╭─ Dataset entries
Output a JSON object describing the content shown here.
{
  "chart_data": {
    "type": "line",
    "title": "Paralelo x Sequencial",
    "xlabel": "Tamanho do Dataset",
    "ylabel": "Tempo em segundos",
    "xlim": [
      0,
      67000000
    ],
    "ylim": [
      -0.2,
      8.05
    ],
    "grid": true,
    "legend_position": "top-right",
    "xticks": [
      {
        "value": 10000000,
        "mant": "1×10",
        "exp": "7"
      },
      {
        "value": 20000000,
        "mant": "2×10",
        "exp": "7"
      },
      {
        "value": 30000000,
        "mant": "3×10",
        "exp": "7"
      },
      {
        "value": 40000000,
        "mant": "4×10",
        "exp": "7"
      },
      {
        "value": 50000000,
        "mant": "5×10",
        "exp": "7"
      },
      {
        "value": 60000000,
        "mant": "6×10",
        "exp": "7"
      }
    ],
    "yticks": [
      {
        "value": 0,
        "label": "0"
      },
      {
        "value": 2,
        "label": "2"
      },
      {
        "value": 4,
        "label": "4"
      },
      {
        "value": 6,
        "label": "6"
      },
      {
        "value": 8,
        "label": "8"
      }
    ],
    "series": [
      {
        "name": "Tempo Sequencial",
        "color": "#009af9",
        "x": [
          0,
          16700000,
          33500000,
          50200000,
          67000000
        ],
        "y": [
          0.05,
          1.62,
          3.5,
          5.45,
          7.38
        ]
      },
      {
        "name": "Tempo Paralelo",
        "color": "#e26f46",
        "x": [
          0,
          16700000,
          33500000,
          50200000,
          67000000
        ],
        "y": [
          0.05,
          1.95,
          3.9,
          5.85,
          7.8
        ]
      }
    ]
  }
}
╰─
[Task prompt] In the material above, how many lines hold the word "Tempo"? Say only the number.

[Full output] 3